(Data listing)
⟨

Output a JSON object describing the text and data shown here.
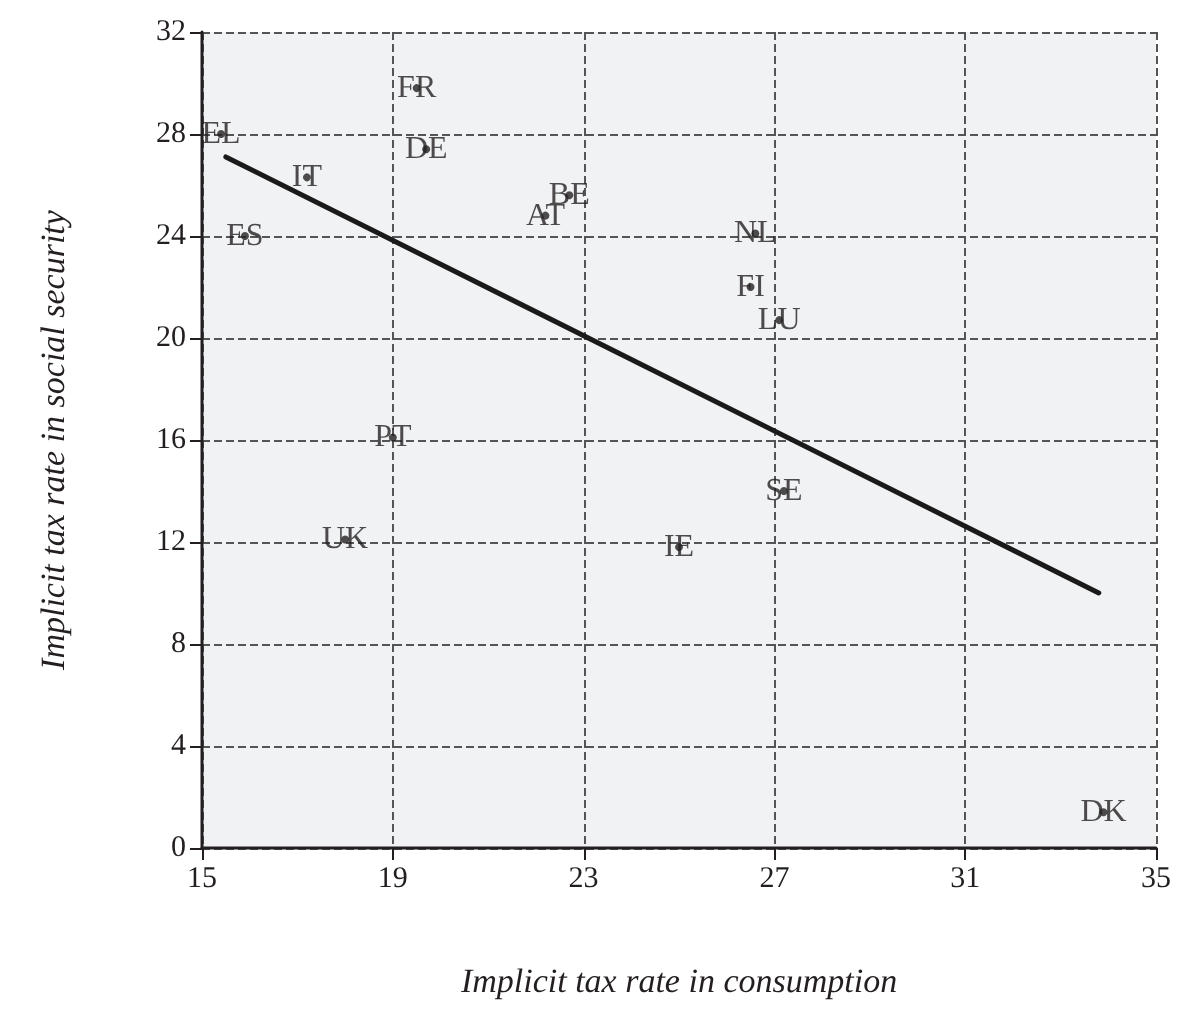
{
  "chart_data": {
    "type": "scatter",
    "xlabel": "Implicit tax rate in consumption",
    "ylabel": "Implicit tax rate in social security",
    "xlim": [
      15,
      35
    ],
    "xticks": [
      15,
      19,
      23,
      27,
      31,
      35
    ],
    "ylim": [
      0,
      32
    ],
    "yticks": [
      0,
      4,
      8,
      12,
      16,
      20,
      24,
      28,
      32
    ],
    "grid": true,
    "series": [
      {
        "color": "#231f20",
        "marker": "circle",
        "x": [
          15.4,
          19.5,
          19.7,
          17.2,
          15.9,
          22.7,
          22.2,
          26.6,
          26.5,
          27.1,
          19.0,
          18.0,
          25.0,
          27.2,
          33.9
        ],
        "values": [
          28.0,
          29.8,
          27.4,
          26.3,
          24.0,
          25.6,
          24.8,
          24.1,
          22.0,
          20.7,
          16.1,
          12.1,
          11.8,
          14.0,
          1.4
        ],
        "value_labels": [
          "EL",
          "FR",
          "DE",
          "IT",
          "ES",
          "BE",
          "AT",
          "NL",
          "FI",
          "LU",
          "PT",
          "UK",
          "IE",
          "SE",
          "DK"
        ]
      },
      {
        "type": "line",
        "color": "#1a1a1a",
        "line_style": "solid",
        "x": [
          15.5,
          33.8
        ],
        "values": [
          27.1,
          10.0
        ]
      }
    ]
  }
}
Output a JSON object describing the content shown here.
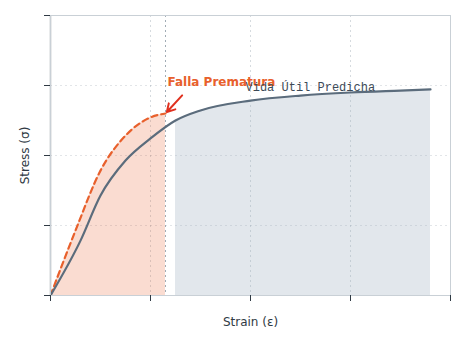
{
  "chart_data": {
    "type": "line",
    "x_label": "Strain (ε)",
    "y_label": "Stress (σ)",
    "xlim": [
      0,
      100
    ],
    "ylim": [
      0,
      100
    ],
    "xticks": [
      0,
      25,
      50,
      75,
      100
    ],
    "yticks": [
      0,
      25,
      50,
      75,
      100
    ],
    "grid": true,
    "tick_labels": false,
    "series": [
      {
        "name": "Falla Prematura",
        "color": "#e8602c",
        "line_style": "dashed",
        "x": [
          0,
          6.25,
          12.5,
          18.75,
          25,
          28.75
        ],
        "values": [
          0,
          23.2,
          44.6,
          57.1,
          63.6,
          65.0
        ]
      },
      {
        "name": "Vida Útil Predicha",
        "color": "#5b6c7c",
        "line_style": "solid",
        "x": [
          0,
          7.5,
          12.5,
          18.75,
          25,
          31.25,
          37.5,
          50,
          62.5,
          75,
          87.5,
          95
        ],
        "values": [
          0,
          19.6,
          35.7,
          48.2,
          56.1,
          62.5,
          66.1,
          69.6,
          71.4,
          72.5,
          73.2,
          73.6
        ]
      }
    ]
  }
}
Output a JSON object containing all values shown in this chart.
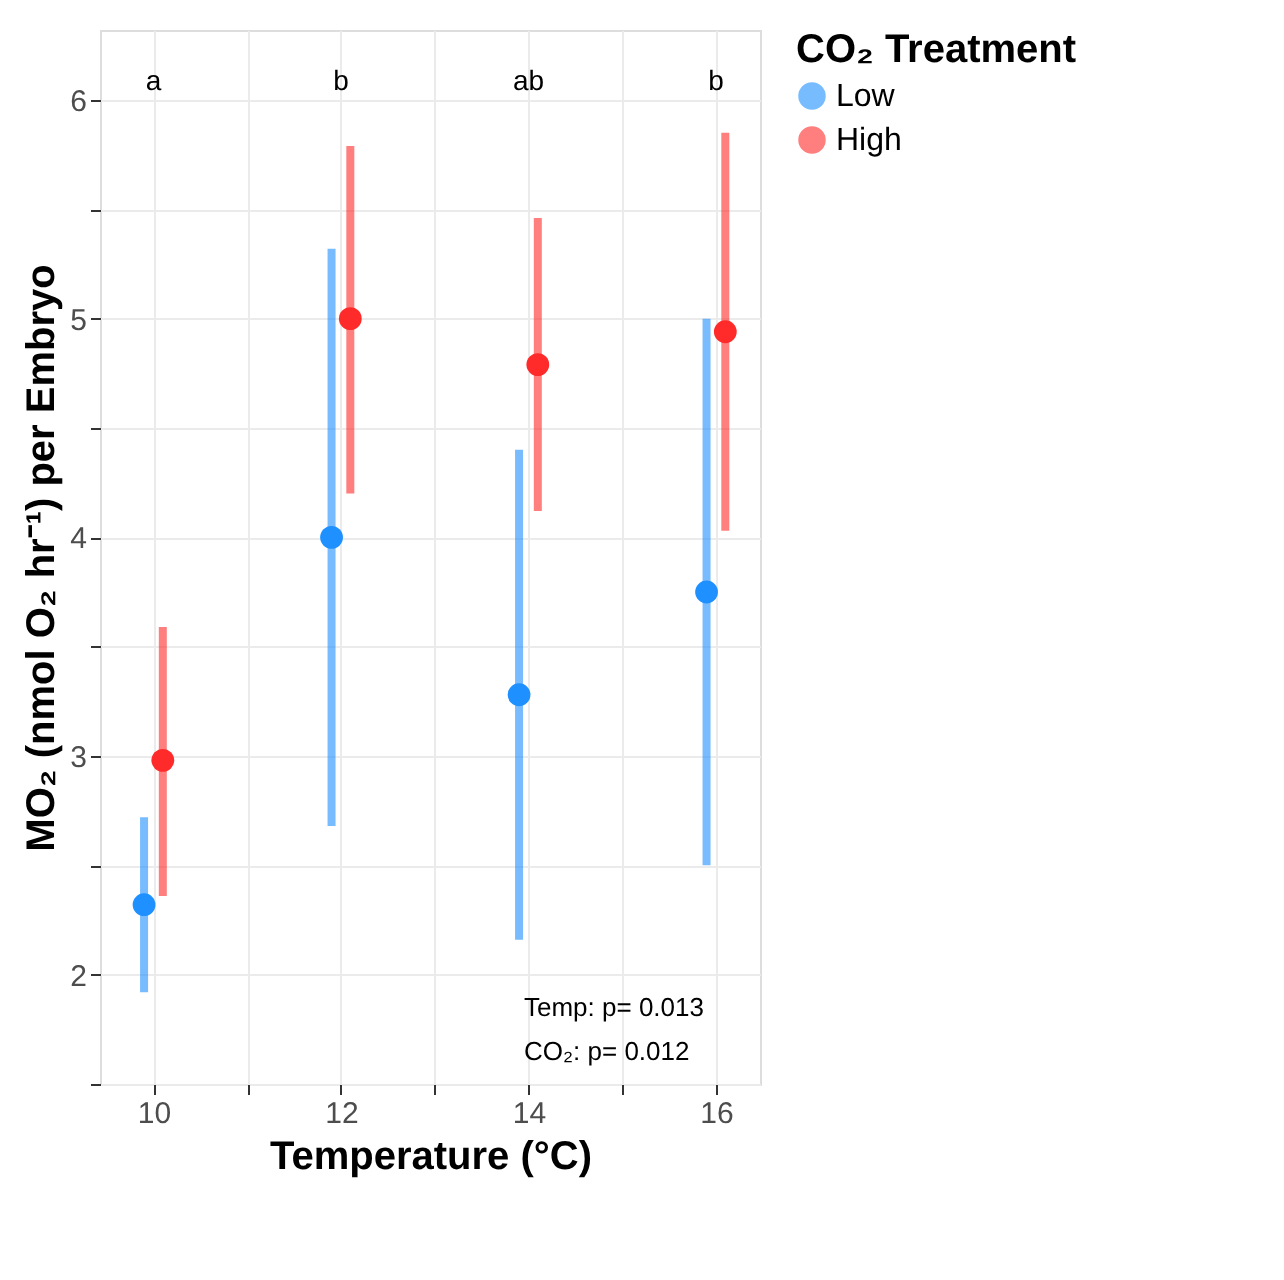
{
  "chart_data": {
    "type": "scatter",
    "xlabel": "Temperature (°C)",
    "ylabel": "MO₂ (nmol O₂ hr⁻¹) per Embryo",
    "legend_title": "CO₂ Treatment",
    "xlim": [
      9.43,
      16.47
    ],
    "xticks": [
      {
        "value": 10,
        "label": "10"
      },
      {
        "value": 11,
        "label": null
      },
      {
        "value": 12,
        "label": "12"
      },
      {
        "value": 13,
        "label": null
      },
      {
        "value": 14,
        "label": "14"
      },
      {
        "value": 15,
        "label": null
      },
      {
        "value": 16,
        "label": "16"
      }
    ],
    "ylim": [
      1.5,
      6.32
    ],
    "yticks": [
      {
        "value": 1.5,
        "label": null
      },
      2,
      {
        "value": 2.5,
        "label": null
      },
      3,
      {
        "value": 3.5,
        "label": null
      },
      4,
      {
        "value": 4.5,
        "label": null
      },
      5,
      {
        "value": 5.5,
        "label": null
      },
      6
    ],
    "grid": true,
    "legend": "right",
    "marker": "circle",
    "series": [
      {
        "name": "Low",
        "color": "#1e90ff",
        "x": [
          9.9,
          11.9,
          13.9,
          15.9
        ],
        "values": [
          2.32,
          4.0,
          3.28,
          3.75
        ],
        "errors": [
          [
            1.92,
            2.72
          ],
          [
            2.68,
            5.32
          ],
          [
            2.16,
            4.4
          ],
          [
            2.5,
            5.0
          ]
        ]
      },
      {
        "name": "High",
        "color": "#ff2a2a",
        "x": [
          10.1,
          12.1,
          14.1,
          16.1
        ],
        "values": [
          2.98,
          5.0,
          4.79,
          4.94
        ],
        "errors": [
          [
            2.36,
            3.59
          ],
          [
            4.2,
            5.79
          ],
          [
            4.12,
            5.46
          ],
          [
            4.03,
            5.85
          ]
        ]
      }
    ],
    "annotations": [
      "a",
      "b",
      "ab",
      "b",
      "Temp: p= 0.013",
      "CO₂: p= 0.012"
    ]
  }
}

⟩

WRITTEN REQUEST: Using the records above, copy every line that has the word "here" in it.

THE ANSWER:
Output a JSON object describing the text and data shown here.
Output a JSON object describing the content shown here.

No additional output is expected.